TO BE DONE. Starting at the beginning of the listing and going through the line with "candle-body xyxy=(493,263,495,287)", write those lines out again, switching "volume-bar" to "volume-column" and leaving everything else unchanged.

Rows from a dataset.
++++
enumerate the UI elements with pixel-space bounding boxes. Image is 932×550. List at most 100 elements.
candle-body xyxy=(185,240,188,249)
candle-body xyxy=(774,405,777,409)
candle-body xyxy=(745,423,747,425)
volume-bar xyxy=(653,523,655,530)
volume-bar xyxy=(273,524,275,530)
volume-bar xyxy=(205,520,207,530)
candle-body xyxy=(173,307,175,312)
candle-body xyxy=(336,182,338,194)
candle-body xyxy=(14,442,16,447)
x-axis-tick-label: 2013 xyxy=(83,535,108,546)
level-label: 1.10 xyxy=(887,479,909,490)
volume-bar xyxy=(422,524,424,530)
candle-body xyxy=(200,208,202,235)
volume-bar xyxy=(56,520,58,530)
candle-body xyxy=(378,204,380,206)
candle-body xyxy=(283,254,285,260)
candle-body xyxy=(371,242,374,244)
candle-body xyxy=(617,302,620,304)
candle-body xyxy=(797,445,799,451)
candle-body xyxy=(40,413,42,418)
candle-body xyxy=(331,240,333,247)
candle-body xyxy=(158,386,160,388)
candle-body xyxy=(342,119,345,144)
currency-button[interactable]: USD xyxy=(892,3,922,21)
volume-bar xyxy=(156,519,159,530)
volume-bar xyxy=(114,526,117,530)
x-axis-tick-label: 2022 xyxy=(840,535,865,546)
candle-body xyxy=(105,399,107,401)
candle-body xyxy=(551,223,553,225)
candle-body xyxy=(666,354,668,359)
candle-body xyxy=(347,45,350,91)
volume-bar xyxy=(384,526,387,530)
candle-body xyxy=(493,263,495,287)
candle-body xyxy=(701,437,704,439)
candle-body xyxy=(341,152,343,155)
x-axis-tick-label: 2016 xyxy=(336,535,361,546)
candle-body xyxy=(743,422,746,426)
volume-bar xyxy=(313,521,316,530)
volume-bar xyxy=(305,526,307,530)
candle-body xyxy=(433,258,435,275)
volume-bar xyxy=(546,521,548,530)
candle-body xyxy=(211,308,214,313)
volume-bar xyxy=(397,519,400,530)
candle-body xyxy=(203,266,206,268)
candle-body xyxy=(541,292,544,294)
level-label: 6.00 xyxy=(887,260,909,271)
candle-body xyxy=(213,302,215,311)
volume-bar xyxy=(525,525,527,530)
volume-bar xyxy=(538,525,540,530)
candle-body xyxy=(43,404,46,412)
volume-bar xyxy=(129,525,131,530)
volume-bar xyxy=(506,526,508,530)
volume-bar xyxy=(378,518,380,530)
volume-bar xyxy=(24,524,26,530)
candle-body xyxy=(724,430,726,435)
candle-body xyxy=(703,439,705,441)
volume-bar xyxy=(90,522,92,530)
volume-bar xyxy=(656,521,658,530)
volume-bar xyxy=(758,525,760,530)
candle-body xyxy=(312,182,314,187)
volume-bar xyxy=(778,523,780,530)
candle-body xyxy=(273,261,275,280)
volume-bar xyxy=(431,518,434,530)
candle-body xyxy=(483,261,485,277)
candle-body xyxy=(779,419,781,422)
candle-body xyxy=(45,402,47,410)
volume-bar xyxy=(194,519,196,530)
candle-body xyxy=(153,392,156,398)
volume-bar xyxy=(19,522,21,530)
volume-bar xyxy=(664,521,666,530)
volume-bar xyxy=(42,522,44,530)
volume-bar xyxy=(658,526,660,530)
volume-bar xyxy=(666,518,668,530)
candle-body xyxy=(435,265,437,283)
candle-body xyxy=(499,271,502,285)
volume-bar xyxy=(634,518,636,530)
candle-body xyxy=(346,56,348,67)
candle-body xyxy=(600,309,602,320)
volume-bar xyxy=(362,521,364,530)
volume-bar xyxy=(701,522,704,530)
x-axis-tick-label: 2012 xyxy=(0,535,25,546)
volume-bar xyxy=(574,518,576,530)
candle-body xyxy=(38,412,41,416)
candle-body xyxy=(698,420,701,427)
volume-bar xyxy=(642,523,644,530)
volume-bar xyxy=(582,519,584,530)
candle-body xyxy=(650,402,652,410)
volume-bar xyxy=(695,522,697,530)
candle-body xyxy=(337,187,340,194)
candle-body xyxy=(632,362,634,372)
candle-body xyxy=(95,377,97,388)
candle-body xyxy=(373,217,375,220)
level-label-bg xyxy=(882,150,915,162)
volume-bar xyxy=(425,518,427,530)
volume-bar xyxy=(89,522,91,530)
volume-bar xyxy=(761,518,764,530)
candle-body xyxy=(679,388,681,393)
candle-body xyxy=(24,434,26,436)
++++
REPLY.
enumerate the UI elements with pixel-space bounding boxes. Image is 932×550. List at most 100 elements.
candle-body xyxy=(185,240,188,249)
candle-body xyxy=(774,405,777,409)
candle-body xyxy=(745,423,747,425)
volume-column xyxy=(653,523,655,530)
volume-column xyxy=(273,524,275,530)
volume-column xyxy=(205,520,207,530)
candle-body xyxy=(173,307,175,312)
candle-body xyxy=(336,182,338,194)
candle-body xyxy=(14,442,16,447)
x-axis-tick-label: 2013 xyxy=(83,535,108,546)
level-label: 1.10 xyxy=(887,479,909,490)
volume-column xyxy=(422,524,424,530)
candle-body xyxy=(200,208,202,235)
volume-column xyxy=(56,520,58,530)
candle-body xyxy=(378,204,380,206)
candle-body xyxy=(283,254,285,260)
candle-body xyxy=(371,242,374,244)
candle-body xyxy=(617,302,620,304)
candle-body xyxy=(797,445,799,451)
candle-body xyxy=(40,413,42,418)
candle-body xyxy=(331,240,333,247)
candle-body xyxy=(158,386,160,388)
candle-body xyxy=(342,119,345,144)
currency-button[interactable]: USD xyxy=(892,3,922,21)
volume-column xyxy=(156,519,159,530)
volume-column xyxy=(114,526,117,530)
x-axis-tick-label: 2022 xyxy=(840,535,865,546)
candle-body xyxy=(105,399,107,401)
candle-body xyxy=(551,223,553,225)
candle-body xyxy=(666,354,668,359)
candle-body xyxy=(347,45,350,91)
volume-column xyxy=(384,526,387,530)
candle-body xyxy=(493,263,495,287)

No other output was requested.